• YOUR OBJECTIVE
Print every entry word for word, but omit the pictures.

+ + + +

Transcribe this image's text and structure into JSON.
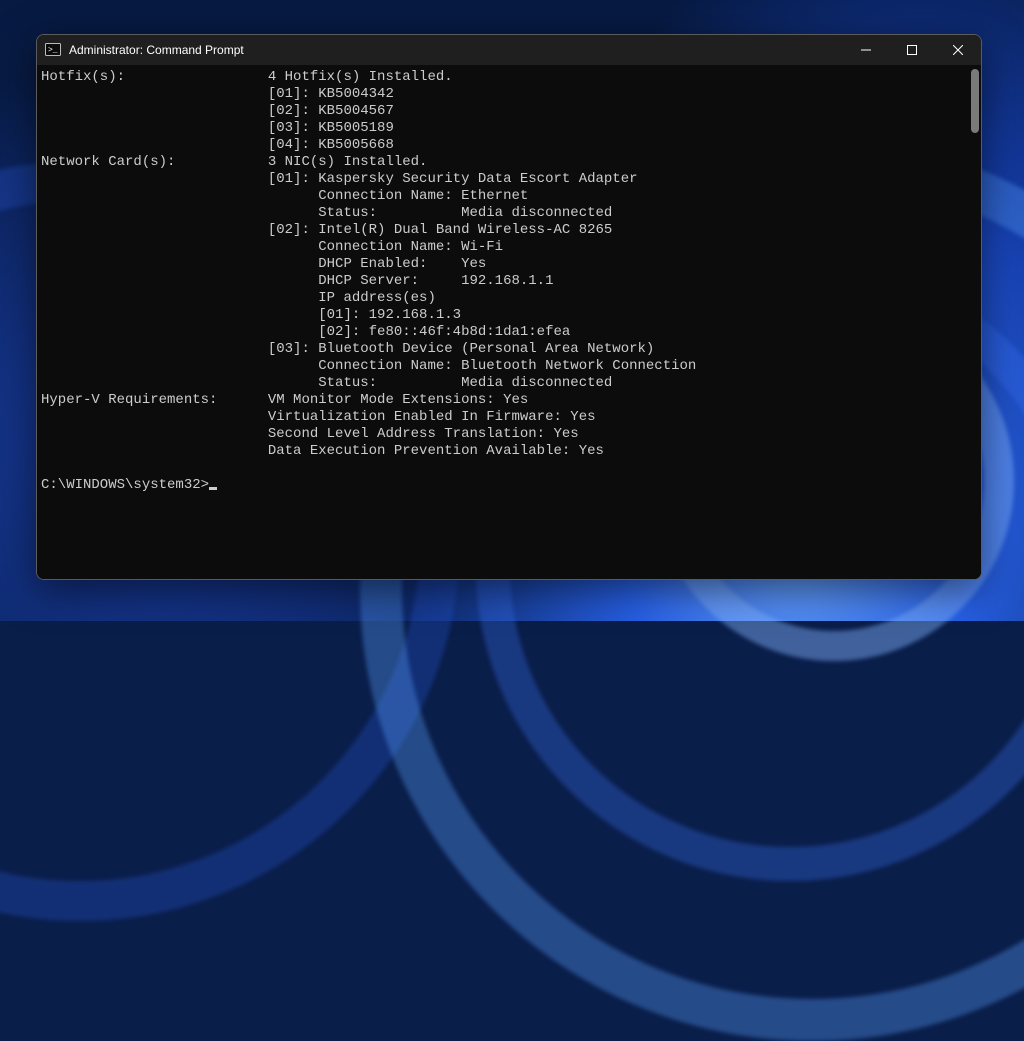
{
  "window": {
    "title": "Administrator: Command Prompt"
  },
  "terminal": {
    "lines": [
      "Hotfix(s):                 4 Hotfix(s) Installed.",
      "                           [01]: KB5004342",
      "                           [02]: KB5004567",
      "                           [03]: KB5005189",
      "                           [04]: KB5005668",
      "Network Card(s):           3 NIC(s) Installed.",
      "                           [01]: Kaspersky Security Data Escort Adapter",
      "                                 Connection Name: Ethernet",
      "                                 Status:          Media disconnected",
      "                           [02]: Intel(R) Dual Band Wireless-AC 8265",
      "                                 Connection Name: Wi-Fi",
      "                                 DHCP Enabled:    Yes",
      "                                 DHCP Server:     192.168.1.1",
      "                                 IP address(es)",
      "                                 [01]: 192.168.1.3",
      "                                 [02]: fe80::46f:4b8d:1da1:efea",
      "                           [03]: Bluetooth Device (Personal Area Network)",
      "                                 Connection Name: Bluetooth Network Connection",
      "                                 Status:          Media disconnected",
      "Hyper-V Requirements:      VM Monitor Mode Extensions: Yes",
      "                           Virtualization Enabled In Firmware: Yes",
      "                           Second Level Address Translation: Yes",
      "                           Data Execution Prevention Available: Yes",
      "",
      "C:\\WINDOWS\\system32>"
    ],
    "prompt": "C:\\WINDOWS\\system32>"
  }
}
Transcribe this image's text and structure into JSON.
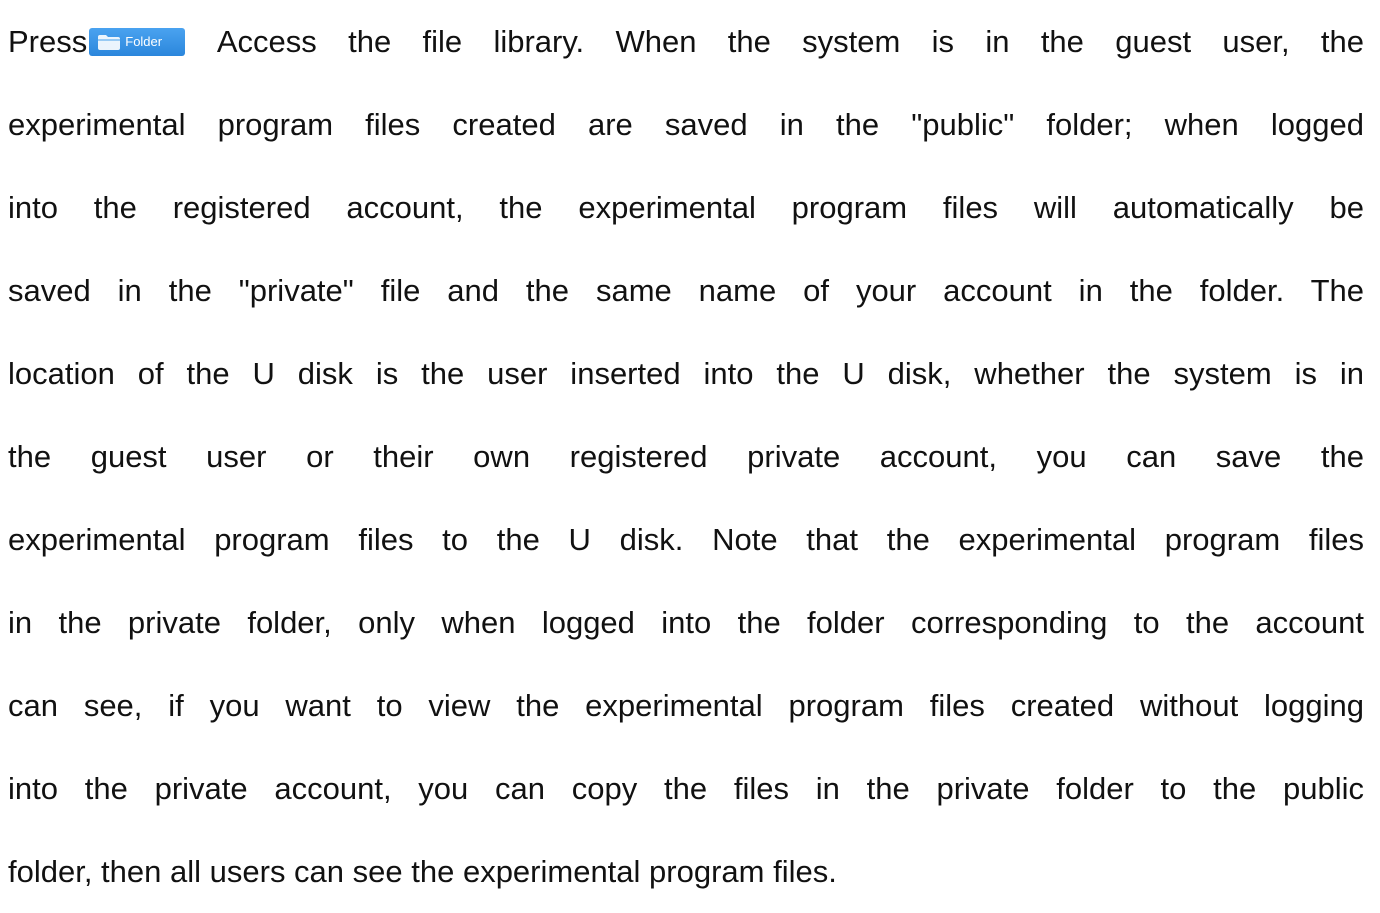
{
  "button": {
    "icon": "folder-icon",
    "label": "Folder",
    "color": "#3a95e6"
  },
  "paragraph": {
    "lines": [
      {
        "before": "Press",
        "after": " Access the file library. When the system is in the guest user, the"
      },
      "experimental program files created are saved in the \"public\" folder; when logged",
      "into the registered account, the experimental program files will automatically be",
      "saved in the \"private\" file and the same name of your account in the folder. The",
      "location of the U disk is the user inserted into the U disk, whether the system is in",
      "the guest user or their own registered private account, you can save the",
      "experimental program files to the U disk. Note that the experimental program files",
      "in the private folder, only when logged into the folder corresponding to the account",
      "can see, if you want to view the experimental program files created without logging",
      "into the private account, you can copy the files in the private folder to the public",
      "folder, then all users can see the experimental program files."
    ]
  }
}
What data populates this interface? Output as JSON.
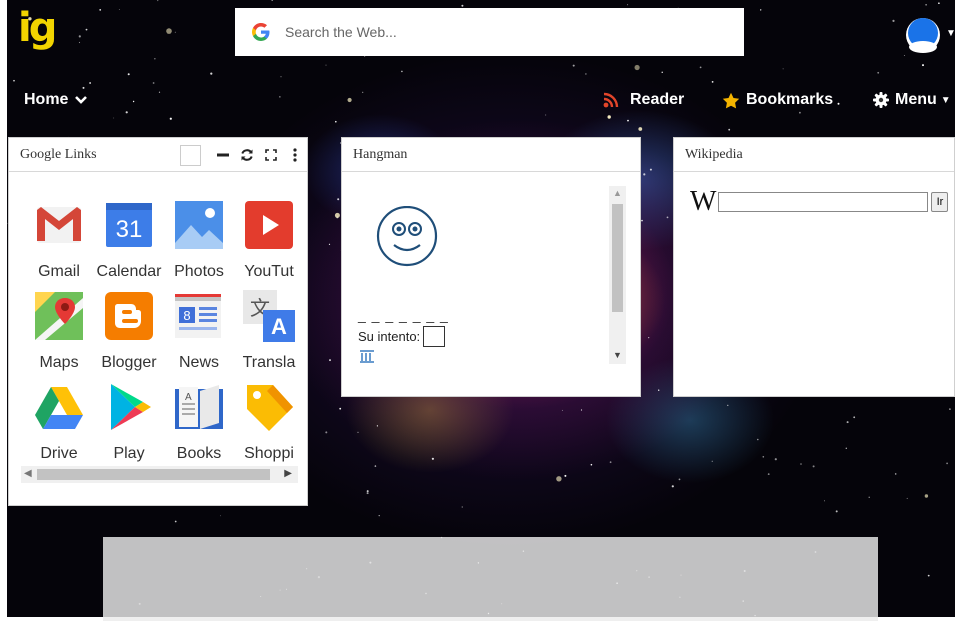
{
  "header": {
    "logo_text": "ig",
    "search_placeholder": "Search the Web...",
    "search_icon": "google-g-icon",
    "avatar_icon": "user-avatar-icon"
  },
  "nav": {
    "home": "Home",
    "reader": "Reader",
    "bookmarks": "Bookmarks",
    "menu": "Menu"
  },
  "widgets": {
    "google_links": {
      "title": "Google Links",
      "apps": [
        {
          "name": "Gmail",
          "icon": "gmail-icon"
        },
        {
          "name": "Calendar",
          "icon": "calendar-icon",
          "badge": "31"
        },
        {
          "name": "Photos",
          "icon": "photos-icon"
        },
        {
          "name": "YouTut",
          "icon": "youtube-icon"
        },
        {
          "name": "Maps",
          "icon": "maps-icon"
        },
        {
          "name": "Blogger",
          "icon": "blogger-icon"
        },
        {
          "name": "News",
          "icon": "news-icon"
        },
        {
          "name": "Transla",
          "icon": "translate-icon"
        },
        {
          "name": "Drive",
          "icon": "drive-icon"
        },
        {
          "name": "Play",
          "icon": "play-icon"
        },
        {
          "name": "Books",
          "icon": "books-icon"
        },
        {
          "name": "Shoppi",
          "icon": "shopping-icon"
        }
      ]
    },
    "hangman": {
      "title": "Hangman",
      "word_blanks": "_ _ _ _ _ _ _",
      "guess_label": "Su intento:"
    },
    "wikipedia": {
      "title": "Wikipedia",
      "logo": "W",
      "go_button": "Ir"
    }
  },
  "colors": {
    "logo_yellow": "#f2d400",
    "bookmark_star": "#f4b400",
    "reader_rss": "#e2452a",
    "avatar_blue": "#1a73e8"
  }
}
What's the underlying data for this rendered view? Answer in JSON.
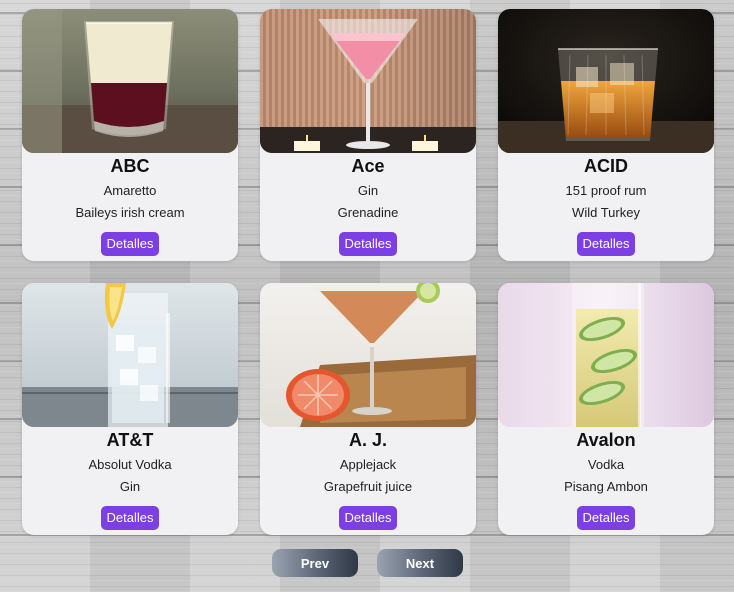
{
  "cards": [
    {
      "name": "ABC",
      "ingredients": [
        "Amaretto",
        "Baileys irish cream"
      ],
      "button": "Detalles",
      "image_icon": "shot-glass-layered-icon"
    },
    {
      "name": "Ace",
      "ingredients": [
        "Gin",
        "Grenadine"
      ],
      "button": "Detalles",
      "image_icon": "martini-pink-icon"
    },
    {
      "name": "ACID",
      "ingredients": [
        "151 proof rum",
        "Wild Turkey"
      ],
      "button": "Detalles",
      "image_icon": "whiskey-rocks-icon"
    },
    {
      "name": "AT&T",
      "ingredients": [
        "Absolut Vodka",
        "Gin"
      ],
      "button": "Detalles",
      "image_icon": "highball-lemon-icon"
    },
    {
      "name": "A. J.",
      "ingredients": [
        "Applejack",
        "Grapefruit juice"
      ],
      "button": "Detalles",
      "image_icon": "martini-grapefruit-icon"
    },
    {
      "name": "Avalon",
      "ingredients": [
        "Vodka",
        "Pisang Ambon"
      ],
      "button": "Detalles",
      "image_icon": "highball-cucumber-icon"
    }
  ],
  "pagination": {
    "prev_label": "Prev",
    "next_label": "Next"
  },
  "colors": {
    "button_accent": "#7b3fe4",
    "card_background": "#f1f1f4",
    "pager_gradient_start": "#9aa3b1",
    "pager_gradient_end": "#2f3846"
  }
}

+ + + +

• OUTPUT OF THE EXERCISE
Transcribe this image's text and structure into JSON.
{
  "window": {
    "title": "Administrator: Command Prompt"
  },
  "terminal": {
    "lines": [
      "Hotfix(s):                 4 Hotfix(s) Installed.",
      "                           [01]: KB5004342",
      "                           [02]: KB5004567",
      "                           [03]: KB5005189",
      "                           [04]: KB5005668",
      "Network Card(s):           3 NIC(s) Installed.",
      "                           [01]: Kaspersky Security Data Escort Adapter",
      "                                 Connection Name: Ethernet",
      "                                 Status:          Media disconnected",
      "                           [02]: Intel(R) Dual Band Wireless-AC 8265",
      "                                 Connection Name: Wi-Fi",
      "                                 DHCP Enabled:    Yes",
      "                                 DHCP Server:     192.168.1.1",
      "                                 IP address(es)",
      "                                 [01]: 192.168.1.3",
      "                                 [02]: fe80::46f:4b8d:1da1:efea",
      "                           [03]: Bluetooth Device (Personal Area Network)",
      "                                 Connection Name: Bluetooth Network Connection",
      "                                 Status:          Media disconnected",
      "Hyper-V Requirements:      VM Monitor Mode Extensions: Yes",
      "                           Virtualization Enabled In Firmware: Yes",
      "                           Second Level Address Translation: Yes",
      "                           Data Execution Prevention Available: Yes",
      "",
      "C:\\WINDOWS\\system32>"
    ],
    "prompt": "C:\\WINDOWS\\system32>"
  }
}
Transcribe this image's text and structure into JSON.
{
  "button": {
    "icon": "folder-icon",
    "label": "Folder",
    "color": "#3a95e6"
  },
  "paragraph": {
    "lines": [
      {
        "before": "Press",
        "after": " Access the file library. When the system is in the guest user, the"
      },
      "experimental program files created are saved in the \"public\" folder; when logged",
      "into the registered account, the experimental program files will automatically be",
      "saved in the \"private\" file and the same name of your account in the folder. The",
      "location of the U disk is the user inserted into the U disk, whether the system is in",
      "the guest user or their own registered private account, you can save the",
      "experimental program files to the U disk. Note that the experimental program files",
      "in the private folder, only when logged into the folder corresponding to the account",
      "can see, if you want to view the experimental program files created without logging",
      "into the private account, you can copy the files in the private folder to the public",
      "folder, then all users can see the experimental program files."
    ]
  }
}
What data populates this interface? Output as JSON.
{
  "header": {
    "logo_text": "ig",
    "search_placeholder": "Search the Web...",
    "search_icon": "google-g-icon",
    "avatar_icon": "user-avatar-icon"
  },
  "nav": {
    "home": "Home",
    "reader": "Reader",
    "bookmarks": "Bookmarks",
    "menu": "Menu"
  },
  "widgets": {
    "google_links": {
      "title": "Google Links",
      "apps": [
        {
          "name": "Gmail",
          "icon": "gmail-icon"
        },
        {
          "name": "Calendar",
          "icon": "calendar-icon",
          "badge": "31"
        },
        {
          "name": "Photos",
          "icon": "photos-icon"
        },
        {
          "name": "YouTut",
          "icon": "youtube-icon"
        },
        {
          "name": "Maps",
          "icon": "maps-icon"
        },
        {
          "name": "Blogger",
          "icon": "blogger-icon"
        },
        {
          "name": "News",
          "icon": "news-icon"
        },
        {
          "name": "Transla",
          "icon": "translate-icon"
        },
        {
          "name": "Drive",
          "icon": "drive-icon"
        },
        {
          "name": "Play",
          "icon": "play-icon"
        },
        {
          "name": "Books",
          "icon": "books-icon"
        },
        {
          "name": "Shoppi",
          "icon": "shopping-icon"
        }
      ]
    },
    "hangman": {
      "title": "Hangman",
      "word_blanks": "_ _ _ _ _ _ _",
      "guess_label": "Su intento:"
    },
    "wikipedia": {
      "title": "Wikipedia",
      "logo": "W",
      "go_button": "Ir"
    }
  },
  "colors": {
    "logo_yellow": "#f2d400",
    "bookmark_star": "#f4b400",
    "reader_rss": "#e2452a",
    "avatar_blue": "#1a73e8"
  }
}
What's the underlying data for this rendered view? Answer in JSON.
{
  "cards": [
    {
      "name": "ABC",
      "ingredients": [
        "Amaretto",
        "Baileys irish cream"
      ],
      "button": "Detalles",
      "image_icon": "shot-glass-layered-icon"
    },
    {
      "name": "Ace",
      "ingredients": [
        "Gin",
        "Grenadine"
      ],
      "button": "Detalles",
      "image_icon": "martini-pink-icon"
    },
    {
      "name": "ACID",
      "ingredients": [
        "151 proof rum",
        "Wild Turkey"
      ],
      "button": "Detalles",
      "image_icon": "whiskey-rocks-icon"
    },
    {
      "name": "AT&T",
      "ingredients": [
        "Absolut Vodka",
        "Gin"
      ],
      "button": "Detalles",
      "image_icon": "highball-lemon-icon"
    },
    {
      "name": "A. J.",
      "ingredients": [
        "Applejack",
        "Grapefruit juice"
      ],
      "button": "Detalles",
      "image_icon": "martini-grapefruit-icon"
    },
    {
      "name": "Avalon",
      "ingredients": [
        "Vodka",
        "Pisang Ambon"
      ],
      "button": "Detalles",
      "image_icon": "highball-cucumber-icon"
    }
  ],
  "pagination": {
    "prev_label": "Prev",
    "next_label": "Next"
  },
  "colors": {
    "button_accent": "#7b3fe4",
    "card_background": "#f1f1f4",
    "pager_gradient_start": "#9aa3b1",
    "pager_gradient_end": "#2f3846"
  }
}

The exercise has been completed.